• [The task] Exclude the pictures and return every line exactly as written.

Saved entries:
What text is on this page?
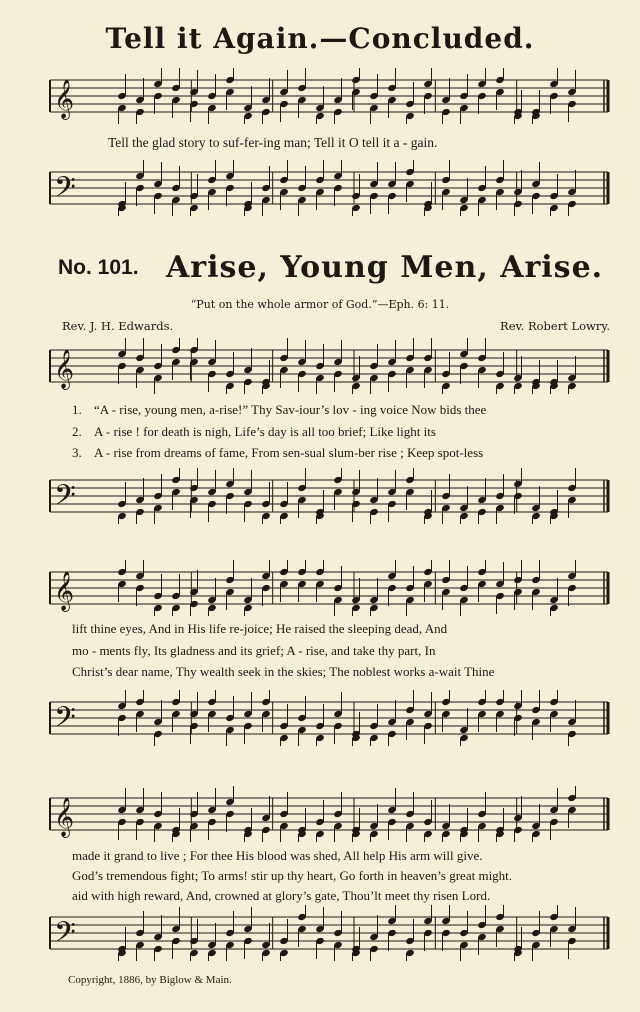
Tell it Again.—Concluded.
𝄞
Tell the glad story to suf-fer-ing man; Tell it O tell it a - gain.
𝄢
No. 101. Arise, Young Men, Arise.
“Put on the whole armor of God.”—Eph. 6: 11.
Rev. J. H. Edwards.	Rev. Robert Lowry.
𝄞
1. “A - rise, young men, a-rise!” Thy Sav-iour’s lov - ing voice Now bids thee
2. A - rise ! for death is nigh, Life’s day is all too brief; Like light its
3. A - rise from dreams of fame, From sen-sual slum-ber rise ; Keep spot-less
𝄢
𝄞
lift thine eyes, And in His life re-joice; He raised the sleeping dead, And
mo - ments fly, Its gladness and its grief; A - rise, and take thy part, In
Christ’s dear name, Thy wealth seek in the skies; The noblest works a-wait Thine
𝄢
𝄞
made it grand to live ; For thee His blood was shed, All help His arm will give.
God’s tremendous fight; To arms! stir up thy heart, Go forth in heaven’s great might.
aid with high reward, And, crowned at glory’s gate, Thou’lt meet thy risen Lord.
𝄢
Copyright, 1886, by Biglow & Main.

• [Solution to this task]
What text is on this page?
Tell it Again.—Concluded.
𝄞
Tell the glad story to suf-fer-ing man; Tell it O tell it a - gain.
𝄢
No. 101. Arise, Young Men, Arise.
“Put on the whole armor of God.”—Eph. 6: 11.
Rev. J. H. Edwards.	Rev. Robert Lowry.
𝄞
1. “A - rise, young men, a-rise!” Thy Sav-iour’s lov - ing voice Now bids thee
2. A - rise ! for death is nigh, Life’s day is all too brief; Like light its
3. A - rise from dreams of fame, From sen-sual slum-ber rise ; Keep spot-less
𝄢
𝄞
lift thine eyes, And in His life re-joice; He raised the sleeping dead, And
mo - ments fly, Its gladness and its grief; A - rise, and take thy part, In
Christ’s dear name, Thy wealth seek in the skies; The noblest works a-wait Thine
𝄢
𝄞
made it grand to live ; For thee His blood was shed, All help His arm will give.
God’s tremendous fight; To arms! stir up thy heart, Go forth in heaven’s great might.
aid with high reward, And, crowned at glory’s gate, Thou’lt meet thy risen Lord.
𝄢
Copyright, 1886, by Biglow & Main.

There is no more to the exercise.